GOAL. Restate each entry word for word, leaving nothing out.

DATA FOR THE TASK.

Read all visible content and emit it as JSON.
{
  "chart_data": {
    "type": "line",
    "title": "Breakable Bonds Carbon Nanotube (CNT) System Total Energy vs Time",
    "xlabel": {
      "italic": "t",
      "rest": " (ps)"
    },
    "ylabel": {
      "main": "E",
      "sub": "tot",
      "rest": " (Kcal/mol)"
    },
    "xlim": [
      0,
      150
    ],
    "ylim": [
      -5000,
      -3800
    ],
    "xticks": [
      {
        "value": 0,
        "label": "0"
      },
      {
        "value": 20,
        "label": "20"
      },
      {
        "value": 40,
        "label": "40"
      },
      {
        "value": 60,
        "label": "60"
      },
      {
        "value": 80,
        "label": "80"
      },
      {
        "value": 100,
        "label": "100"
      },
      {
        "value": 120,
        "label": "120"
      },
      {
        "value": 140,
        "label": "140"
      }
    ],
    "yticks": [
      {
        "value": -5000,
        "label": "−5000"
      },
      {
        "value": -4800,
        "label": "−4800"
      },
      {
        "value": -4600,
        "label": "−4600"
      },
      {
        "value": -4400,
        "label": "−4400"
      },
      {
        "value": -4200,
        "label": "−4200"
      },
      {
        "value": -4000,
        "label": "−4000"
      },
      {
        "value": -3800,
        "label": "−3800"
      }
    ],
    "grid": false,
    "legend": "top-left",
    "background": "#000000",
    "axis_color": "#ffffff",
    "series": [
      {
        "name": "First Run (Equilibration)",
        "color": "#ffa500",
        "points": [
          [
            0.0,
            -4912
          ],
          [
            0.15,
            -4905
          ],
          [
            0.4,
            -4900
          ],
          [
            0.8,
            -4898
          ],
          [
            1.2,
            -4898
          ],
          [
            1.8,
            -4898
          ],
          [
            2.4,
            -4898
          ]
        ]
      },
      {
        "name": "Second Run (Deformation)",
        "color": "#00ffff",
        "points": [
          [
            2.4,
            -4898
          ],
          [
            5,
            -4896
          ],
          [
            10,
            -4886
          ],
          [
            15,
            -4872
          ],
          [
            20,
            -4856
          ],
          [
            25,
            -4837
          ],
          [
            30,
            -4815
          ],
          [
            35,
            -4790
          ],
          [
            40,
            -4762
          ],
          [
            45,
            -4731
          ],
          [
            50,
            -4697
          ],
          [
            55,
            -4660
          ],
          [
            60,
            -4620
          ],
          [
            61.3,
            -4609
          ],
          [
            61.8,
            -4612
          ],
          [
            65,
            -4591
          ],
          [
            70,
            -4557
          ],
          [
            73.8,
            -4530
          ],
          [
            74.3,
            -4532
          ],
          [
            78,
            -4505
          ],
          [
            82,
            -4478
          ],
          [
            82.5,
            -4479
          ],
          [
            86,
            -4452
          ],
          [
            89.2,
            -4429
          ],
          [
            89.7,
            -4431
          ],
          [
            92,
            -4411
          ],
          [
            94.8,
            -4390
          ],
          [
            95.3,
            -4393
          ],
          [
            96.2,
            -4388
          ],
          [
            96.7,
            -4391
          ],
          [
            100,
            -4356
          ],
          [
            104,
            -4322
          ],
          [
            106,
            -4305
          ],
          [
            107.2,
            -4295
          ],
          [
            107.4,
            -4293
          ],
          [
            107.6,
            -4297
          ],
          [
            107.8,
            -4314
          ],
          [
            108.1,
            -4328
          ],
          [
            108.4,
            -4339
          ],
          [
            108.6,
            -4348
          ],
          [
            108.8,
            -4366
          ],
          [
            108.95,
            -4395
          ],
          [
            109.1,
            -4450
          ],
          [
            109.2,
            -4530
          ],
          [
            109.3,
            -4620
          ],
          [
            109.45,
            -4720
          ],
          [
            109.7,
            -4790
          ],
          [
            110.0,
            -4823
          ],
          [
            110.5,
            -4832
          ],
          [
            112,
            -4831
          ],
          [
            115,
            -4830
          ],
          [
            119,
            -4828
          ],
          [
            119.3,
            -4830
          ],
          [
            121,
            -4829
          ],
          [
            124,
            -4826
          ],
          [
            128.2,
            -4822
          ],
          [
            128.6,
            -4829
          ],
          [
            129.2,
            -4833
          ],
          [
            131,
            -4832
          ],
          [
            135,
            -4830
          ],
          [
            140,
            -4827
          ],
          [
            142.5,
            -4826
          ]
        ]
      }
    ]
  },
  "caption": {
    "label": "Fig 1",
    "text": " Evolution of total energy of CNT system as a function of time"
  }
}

FULL SOLUTION.
Read all visible content and emit it as JSON.
{
  "chart_data": {
    "type": "line",
    "title": "Breakable Bonds Carbon Nanotube (CNT) System Total Energy vs Time",
    "xlabel": {
      "italic": "t",
      "rest": " (ps)"
    },
    "ylabel": {
      "main": "E",
      "sub": "tot",
      "rest": " (Kcal/mol)"
    },
    "xlim": [
      0,
      150
    ],
    "ylim": [
      -5000,
      -3800
    ],
    "xticks": [
      {
        "value": 0,
        "label": "0"
      },
      {
        "value": 20,
        "label": "20"
      },
      {
        "value": 40,
        "label": "40"
      },
      {
        "value": 60,
        "label": "60"
      },
      {
        "value": 80,
        "label": "80"
      },
      {
        "value": 100,
        "label": "100"
      },
      {
        "value": 120,
        "label": "120"
      },
      {
        "value": 140,
        "label": "140"
      }
    ],
    "yticks": [
      {
        "value": -5000,
        "label": "−5000"
      },
      {
        "value": -4800,
        "label": "−4800"
      },
      {
        "value": -4600,
        "label": "−4600"
      },
      {
        "value": -4400,
        "label": "−4400"
      },
      {
        "value": -4200,
        "label": "−4200"
      },
      {
        "value": -4000,
        "label": "−4000"
      },
      {
        "value": -3800,
        "label": "−3800"
      }
    ],
    "grid": false,
    "legend": "top-left",
    "background": "#000000",
    "axis_color": "#ffffff",
    "series": [
      {
        "name": "First Run (Equilibration)",
        "color": "#ffa500",
        "points": [
          [
            0.0,
            -4912
          ],
          [
            0.15,
            -4905
          ],
          [
            0.4,
            -4900
          ],
          [
            0.8,
            -4898
          ],
          [
            1.2,
            -4898
          ],
          [
            1.8,
            -4898
          ],
          [
            2.4,
            -4898
          ]
        ]
      },
      {
        "name": "Second Run (Deformation)",
        "color": "#00ffff",
        "points": [
          [
            2.4,
            -4898
          ],
          [
            5,
            -4896
          ],
          [
            10,
            -4886
          ],
          [
            15,
            -4872
          ],
          [
            20,
            -4856
          ],
          [
            25,
            -4837
          ],
          [
            30,
            -4815
          ],
          [
            35,
            -4790
          ],
          [
            40,
            -4762
          ],
          [
            45,
            -4731
          ],
          [
            50,
            -4697
          ],
          [
            55,
            -4660
          ],
          [
            60,
            -4620
          ],
          [
            61.3,
            -4609
          ],
          [
            61.8,
            -4612
          ],
          [
            65,
            -4591
          ],
          [
            70,
            -4557
          ],
          [
            73.8,
            -4530
          ],
          [
            74.3,
            -4532
          ],
          [
            78,
            -4505
          ],
          [
            82,
            -4478
          ],
          [
            82.5,
            -4479
          ],
          [
            86,
            -4452
          ],
          [
            89.2,
            -4429
          ],
          [
            89.7,
            -4431
          ],
          [
            92,
            -4411
          ],
          [
            94.8,
            -4390
          ],
          [
            95.3,
            -4393
          ],
          [
            96.2,
            -4388
          ],
          [
            96.7,
            -4391
          ],
          [
            100,
            -4356
          ],
          [
            104,
            -4322
          ],
          [
            106,
            -4305
          ],
          [
            107.2,
            -4295
          ],
          [
            107.4,
            -4293
          ],
          [
            107.6,
            -4297
          ],
          [
            107.8,
            -4314
          ],
          [
            108.1,
            -4328
          ],
          [
            108.4,
            -4339
          ],
          [
            108.6,
            -4348
          ],
          [
            108.8,
            -4366
          ],
          [
            108.95,
            -4395
          ],
          [
            109.1,
            -4450
          ],
          [
            109.2,
            -4530
          ],
          [
            109.3,
            -4620
          ],
          [
            109.45,
            -4720
          ],
          [
            109.7,
            -4790
          ],
          [
            110.0,
            -4823
          ],
          [
            110.5,
            -4832
          ],
          [
            112,
            -4831
          ],
          [
            115,
            -4830
          ],
          [
            119,
            -4828
          ],
          [
            119.3,
            -4830
          ],
          [
            121,
            -4829
          ],
          [
            124,
            -4826
          ],
          [
            128.2,
            -4822
          ],
          [
            128.6,
            -4829
          ],
          [
            129.2,
            -4833
          ],
          [
            131,
            -4832
          ],
          [
            135,
            -4830
          ],
          [
            140,
            -4827
          ],
          [
            142.5,
            -4826
          ]
        ]
      }
    ]
  },
  "caption": {
    "label": "Fig 1",
    "text": " Evolution of total energy of CNT system as a function of time"
  }
}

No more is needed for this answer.